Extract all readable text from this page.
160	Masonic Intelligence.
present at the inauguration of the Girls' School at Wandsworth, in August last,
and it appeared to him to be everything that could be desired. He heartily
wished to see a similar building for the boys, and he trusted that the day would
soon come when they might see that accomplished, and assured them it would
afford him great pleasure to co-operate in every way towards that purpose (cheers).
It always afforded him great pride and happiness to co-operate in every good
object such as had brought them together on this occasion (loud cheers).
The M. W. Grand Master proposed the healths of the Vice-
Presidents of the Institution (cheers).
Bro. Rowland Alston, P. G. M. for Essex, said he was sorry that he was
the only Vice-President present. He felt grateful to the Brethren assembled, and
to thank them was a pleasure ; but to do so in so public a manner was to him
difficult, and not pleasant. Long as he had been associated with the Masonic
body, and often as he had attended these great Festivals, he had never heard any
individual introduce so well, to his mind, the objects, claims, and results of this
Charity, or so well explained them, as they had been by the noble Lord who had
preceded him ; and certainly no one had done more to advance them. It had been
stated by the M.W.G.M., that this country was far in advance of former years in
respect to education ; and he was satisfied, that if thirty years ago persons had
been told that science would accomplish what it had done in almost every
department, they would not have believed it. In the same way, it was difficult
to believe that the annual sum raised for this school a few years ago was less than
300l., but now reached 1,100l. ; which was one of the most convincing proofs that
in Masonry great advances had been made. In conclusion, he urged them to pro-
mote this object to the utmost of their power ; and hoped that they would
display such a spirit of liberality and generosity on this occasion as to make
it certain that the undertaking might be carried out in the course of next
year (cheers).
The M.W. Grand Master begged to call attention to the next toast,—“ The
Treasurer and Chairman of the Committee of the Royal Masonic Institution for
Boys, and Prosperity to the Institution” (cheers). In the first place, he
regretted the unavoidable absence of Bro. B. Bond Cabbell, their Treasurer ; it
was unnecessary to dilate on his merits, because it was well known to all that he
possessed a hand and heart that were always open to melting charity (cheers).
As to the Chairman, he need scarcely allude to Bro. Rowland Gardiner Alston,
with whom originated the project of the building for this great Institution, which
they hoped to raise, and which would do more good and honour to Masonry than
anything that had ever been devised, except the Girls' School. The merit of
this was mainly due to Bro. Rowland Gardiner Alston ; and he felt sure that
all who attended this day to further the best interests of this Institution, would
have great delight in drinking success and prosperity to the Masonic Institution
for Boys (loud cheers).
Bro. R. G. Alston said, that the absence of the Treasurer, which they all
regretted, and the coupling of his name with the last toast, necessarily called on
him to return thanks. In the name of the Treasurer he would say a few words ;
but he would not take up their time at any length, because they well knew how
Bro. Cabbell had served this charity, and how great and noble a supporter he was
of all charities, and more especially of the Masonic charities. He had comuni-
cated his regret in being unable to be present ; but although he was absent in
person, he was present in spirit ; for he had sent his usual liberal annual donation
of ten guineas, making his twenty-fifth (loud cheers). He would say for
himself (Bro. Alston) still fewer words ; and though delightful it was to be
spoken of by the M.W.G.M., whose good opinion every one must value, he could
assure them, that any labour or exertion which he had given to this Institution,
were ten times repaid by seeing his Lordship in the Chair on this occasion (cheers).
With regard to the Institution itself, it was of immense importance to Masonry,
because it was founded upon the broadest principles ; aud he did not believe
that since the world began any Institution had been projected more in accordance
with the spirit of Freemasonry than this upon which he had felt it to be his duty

:::

_Request_. Return every record above exactly as it appears.

_Task response_.
Extract all readable text from this page.
160	Masonic Intelligence.
present at the inauguration of the Girls' School at Wandsworth, in August last,
and it appeared to him to be everything that could be desired. He heartily
wished to see a similar building for the boys, and he trusted that the day would
soon come when they might see that accomplished, and assured them it would
afford him great pleasure to co-operate in every way towards that purpose (cheers).
It always afforded him great pride and happiness to co-operate in every good
object such as had brought them together on this occasion (loud cheers).
The M. W. Grand Master proposed the healths of the Vice-
Presidents of the Institution (cheers).
Bro. Rowland Alston, P. G. M. for Essex, said he was sorry that he was
the only Vice-President present. He felt grateful to the Brethren assembled, and
to thank them was a pleasure ; but to do so in so public a manner was to him
difficult, and not pleasant. Long as he had been associated with the Masonic
body, and often as he had attended these great Festivals, he had never heard any
individual introduce so well, to his mind, the objects, claims, and results of this
Charity, or so well explained them, as they had been by the noble Lord who had
preceded him ; and certainly no one had done more to advance them. It had been
stated by the M.W.G.M., that this country was far in advance of former years in
respect to education ; and he was satisfied, that if thirty years ago persons had
been told that science would accomplish what it had done in almost every
department, they would not have believed it. In the same way, it was difficult
to believe that the annual sum raised for this school a few years ago was less than
300l., but now reached 1,100l. ; which was one of the most convincing proofs that
in Masonry great advances had been made. In conclusion, he urged them to pro-
mote this object to the utmost of their power ; and hoped that they would
display such a spirit of liberality and generosity on this occasion as to make
it certain that the undertaking might be carried out in the course of next
year (cheers).
The M.W. Grand Master begged to call attention to the next toast,—“ The
Treasurer and Chairman of the Committee of the Royal Masonic Institution for
Boys, and Prosperity to the Institution” (cheers). In the first place, he
regretted the unavoidable absence of Bro. B. Bond Cabbell, their Treasurer ; it
was unnecessary to dilate on his merits, because it was well known to all that he
possessed a hand and heart that were always open to melting charity (cheers).
As to the Chairman, he need scarcely allude to Bro. Rowland Gardiner Alston,
with whom originated the project of the building for this great Institution, which
they hoped to raise, and which would do more good and honour to Masonry than
anything that had ever been devised, except the Girls' School. The merit of
this was mainly due to Bro. Rowland Gardiner Alston ; and he felt sure that
all who attended this day to further the best interests of this Institution, would
have great delight in drinking success and prosperity to the Masonic Institution
for Boys (loud cheers).
Bro. R. G. Alston said, that the absence of the Treasurer, which they all
regretted, and the coupling of his name with the last toast, necessarily called on
him to return thanks. In the name of the Treasurer he would say a few words ;
but he would not take up their time at any length, because they well knew how
Bro. Cabbell had served this charity, and how great and noble a supporter he was
of all charities, and more especially of the Masonic charities. He had comuni-
cated his regret in being unable to be present ; but although he was absent in
person, he was present in spirit ; for he had sent his usual liberal annual donation
of ten guineas, making his twenty-fifth (loud cheers). He would say for
himself (Bro. Alston) still fewer words ; and though delightful it was to be
spoken of by the M.W.G.M., whose good opinion every one must value, he could
assure them, that any labour or exertion which he had given to this Institution,
were ten times repaid by seeing his Lordship in the Chair on this occasion (cheers).
With regard to the Institution itself, it was of immense importance to Masonry,
because it was founded upon the broadest principles ; aud he did not believe
that since the world began any Institution had been projected more in accordance
with the spirit of Freemasonry than this upon which he had felt it to be his duty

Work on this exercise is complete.